_Excerto_:

A Petrobrás tem como objetivo em seu regimento atender às necessidades de abastecimento em combustíveis do povo brasileiro, sem deixar de realizar bons negócios. No entanto, as notícias que temos é que estamos importando os produtos refinados de fora do país enquanto temos 70% de nossas refinarias ociosas. É preciso isso? A quem interessa a dolarização dos preços dos combustíveis?

       De modo geral todas as medidas do atual governo pesam sobre os ombros da população. Inclusive as medidas de combate à violência. Estão morrendo mulheres, jovens e crianças, numa guerra sem fim.  Na verdade, as forças de segurança lá estão para proteger as propriedades, sem preocupação com as vidas que quase diariamente são ceifadas.
         Nosso povo é inteligente e trabalhador, mas precisa de moradia, alimentação, transporte barato, comunicação, educação de qualidade, saúde...para ser produtivo. Sem acessibilidade ninguém é produtivo.  Sair da crise é aumentar a produtividade da população, garantindo-lhe condições para a vida e para o trabalho.

_Dados apresentados_:
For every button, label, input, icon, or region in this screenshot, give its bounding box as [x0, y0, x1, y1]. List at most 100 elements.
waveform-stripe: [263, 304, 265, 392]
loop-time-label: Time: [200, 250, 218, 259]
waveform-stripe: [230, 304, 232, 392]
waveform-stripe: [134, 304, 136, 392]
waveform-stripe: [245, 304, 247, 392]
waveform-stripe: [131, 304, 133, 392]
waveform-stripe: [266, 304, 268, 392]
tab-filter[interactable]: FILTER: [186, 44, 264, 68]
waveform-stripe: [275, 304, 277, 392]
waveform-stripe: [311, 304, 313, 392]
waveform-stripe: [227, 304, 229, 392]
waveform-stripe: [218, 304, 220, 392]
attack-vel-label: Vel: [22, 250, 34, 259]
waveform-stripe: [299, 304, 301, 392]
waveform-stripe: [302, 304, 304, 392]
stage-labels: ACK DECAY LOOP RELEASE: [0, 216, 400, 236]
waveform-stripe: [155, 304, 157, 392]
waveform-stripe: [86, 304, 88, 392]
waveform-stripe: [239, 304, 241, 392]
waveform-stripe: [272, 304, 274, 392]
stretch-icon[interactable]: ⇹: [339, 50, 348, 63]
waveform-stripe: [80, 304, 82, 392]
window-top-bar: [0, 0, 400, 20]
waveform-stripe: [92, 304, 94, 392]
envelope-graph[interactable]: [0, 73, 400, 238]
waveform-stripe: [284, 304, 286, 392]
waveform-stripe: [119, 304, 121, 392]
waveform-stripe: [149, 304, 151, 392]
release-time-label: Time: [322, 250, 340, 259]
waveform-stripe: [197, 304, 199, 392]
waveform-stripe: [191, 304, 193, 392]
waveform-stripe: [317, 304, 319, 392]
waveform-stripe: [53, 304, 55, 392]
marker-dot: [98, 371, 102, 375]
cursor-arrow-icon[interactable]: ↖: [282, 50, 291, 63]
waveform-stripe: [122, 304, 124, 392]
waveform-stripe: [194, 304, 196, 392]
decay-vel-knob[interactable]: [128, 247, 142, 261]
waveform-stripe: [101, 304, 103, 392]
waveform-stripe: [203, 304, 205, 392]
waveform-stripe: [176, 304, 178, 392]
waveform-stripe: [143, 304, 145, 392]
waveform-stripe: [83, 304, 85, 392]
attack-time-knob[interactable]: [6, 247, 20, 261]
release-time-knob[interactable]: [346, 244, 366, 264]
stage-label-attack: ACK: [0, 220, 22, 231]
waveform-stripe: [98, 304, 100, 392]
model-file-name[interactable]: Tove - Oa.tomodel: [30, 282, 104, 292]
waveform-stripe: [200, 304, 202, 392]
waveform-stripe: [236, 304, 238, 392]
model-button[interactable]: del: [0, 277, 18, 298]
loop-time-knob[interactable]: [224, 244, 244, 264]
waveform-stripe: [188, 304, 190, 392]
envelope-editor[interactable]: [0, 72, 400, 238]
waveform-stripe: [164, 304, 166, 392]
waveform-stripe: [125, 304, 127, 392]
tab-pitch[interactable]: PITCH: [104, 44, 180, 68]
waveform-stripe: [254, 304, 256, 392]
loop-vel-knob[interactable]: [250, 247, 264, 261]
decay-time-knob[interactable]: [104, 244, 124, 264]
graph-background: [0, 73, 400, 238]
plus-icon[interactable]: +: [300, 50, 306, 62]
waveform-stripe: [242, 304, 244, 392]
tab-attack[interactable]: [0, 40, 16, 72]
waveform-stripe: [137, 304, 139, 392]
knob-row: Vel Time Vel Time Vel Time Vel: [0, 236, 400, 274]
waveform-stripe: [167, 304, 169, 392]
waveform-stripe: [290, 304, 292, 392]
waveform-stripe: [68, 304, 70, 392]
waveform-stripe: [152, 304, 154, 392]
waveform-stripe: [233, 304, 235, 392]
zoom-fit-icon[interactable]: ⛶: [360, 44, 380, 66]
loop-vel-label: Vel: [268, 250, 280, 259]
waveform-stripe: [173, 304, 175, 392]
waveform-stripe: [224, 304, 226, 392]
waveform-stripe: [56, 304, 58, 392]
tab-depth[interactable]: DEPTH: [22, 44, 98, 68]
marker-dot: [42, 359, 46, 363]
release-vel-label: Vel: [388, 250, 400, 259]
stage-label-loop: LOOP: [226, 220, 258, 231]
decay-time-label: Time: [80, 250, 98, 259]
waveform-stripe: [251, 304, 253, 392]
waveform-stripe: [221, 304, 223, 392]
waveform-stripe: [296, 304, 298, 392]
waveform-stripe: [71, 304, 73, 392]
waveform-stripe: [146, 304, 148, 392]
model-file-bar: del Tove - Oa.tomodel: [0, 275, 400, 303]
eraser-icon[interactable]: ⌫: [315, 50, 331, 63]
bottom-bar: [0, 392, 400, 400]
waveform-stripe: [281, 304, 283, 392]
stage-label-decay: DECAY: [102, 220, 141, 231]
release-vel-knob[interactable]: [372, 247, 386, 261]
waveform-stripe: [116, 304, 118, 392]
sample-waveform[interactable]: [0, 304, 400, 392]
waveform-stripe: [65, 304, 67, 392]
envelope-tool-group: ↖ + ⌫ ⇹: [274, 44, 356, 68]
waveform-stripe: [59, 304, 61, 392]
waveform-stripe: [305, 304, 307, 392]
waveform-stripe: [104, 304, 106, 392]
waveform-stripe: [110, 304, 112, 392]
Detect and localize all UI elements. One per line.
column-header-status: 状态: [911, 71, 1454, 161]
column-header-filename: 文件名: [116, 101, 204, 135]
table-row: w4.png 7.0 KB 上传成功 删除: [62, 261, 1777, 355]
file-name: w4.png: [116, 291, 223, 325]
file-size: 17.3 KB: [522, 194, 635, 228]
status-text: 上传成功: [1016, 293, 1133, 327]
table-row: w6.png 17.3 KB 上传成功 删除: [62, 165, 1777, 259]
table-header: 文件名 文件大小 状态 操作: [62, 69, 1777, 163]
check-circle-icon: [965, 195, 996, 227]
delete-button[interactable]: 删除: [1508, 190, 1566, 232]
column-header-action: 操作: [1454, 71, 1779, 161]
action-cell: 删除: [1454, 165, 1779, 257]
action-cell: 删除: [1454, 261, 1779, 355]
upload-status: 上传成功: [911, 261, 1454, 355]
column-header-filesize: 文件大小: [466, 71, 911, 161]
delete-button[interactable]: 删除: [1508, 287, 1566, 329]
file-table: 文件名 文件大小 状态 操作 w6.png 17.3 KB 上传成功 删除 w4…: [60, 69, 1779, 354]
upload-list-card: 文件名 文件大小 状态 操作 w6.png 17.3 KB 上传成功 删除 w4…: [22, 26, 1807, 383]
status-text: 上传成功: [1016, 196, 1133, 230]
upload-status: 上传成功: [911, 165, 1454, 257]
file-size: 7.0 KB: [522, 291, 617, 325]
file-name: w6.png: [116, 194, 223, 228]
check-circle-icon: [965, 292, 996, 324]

_Requisitos das tarefas_:
1) Transcreva do excerto o trecho de "A Petrobrás tem" até "diariamente são ceifadas.".
2) De acordo com o excerto, que porcentagem das refinarias brasileiras está ociosa?
3) Indique se cada afirmação concorda com o excerto. Responda sim ou não e cite literalmente as palavras do texto que decidem.
(a) A Petrobrás tem como objetivo atender às necessidades de abastecimento em combustíveis do povo brasileiro.
(b) As forças de segurança estão voltadas sobretudo para a proteção das vidas.
(c) O povo brasileiro é descrito como pouco trabalhador.
A listagem não tem função nesta atividade.

_Respostas por tarefa_:
1)
A Petrobrás tem como objetivo em seu regimento atender às necessidades de abastecimento em combustíveis do povo brasileiro, sem deixar de realizar bons negócios. No entanto, as notícias que temos é que estamos importando os produtos refinados de fora do país enquanto temos 70% de nossas refinarias ociosas. É preciso isso? A quem interessa a dolarização dos preços dos combustíveis?

       De modo geral todas as medidas do atual governo pesam sobre os ombros da população. Inclusive as medidas de combate à violência. Estão morrendo mulheres, jovens e crianças, numa guerra sem fim.  Na verdade, as forças de segurança lá estão para proteger as propriedades, sem preocupação com as vidas que quase diariamente são ceifadas.

2) 70% das refinarias.

3)
(a) Sim: "A Petrobrás tem como objetivo em seu regimento atender às necessidades de abastecimento em combustíveis do povo brasileiro"
(b) Não: "as forças de segurança lá estão para proteger as propriedades, sem preocupação com as vidas"
(c) Não: "Nosso povo é inteligente e trabalhador"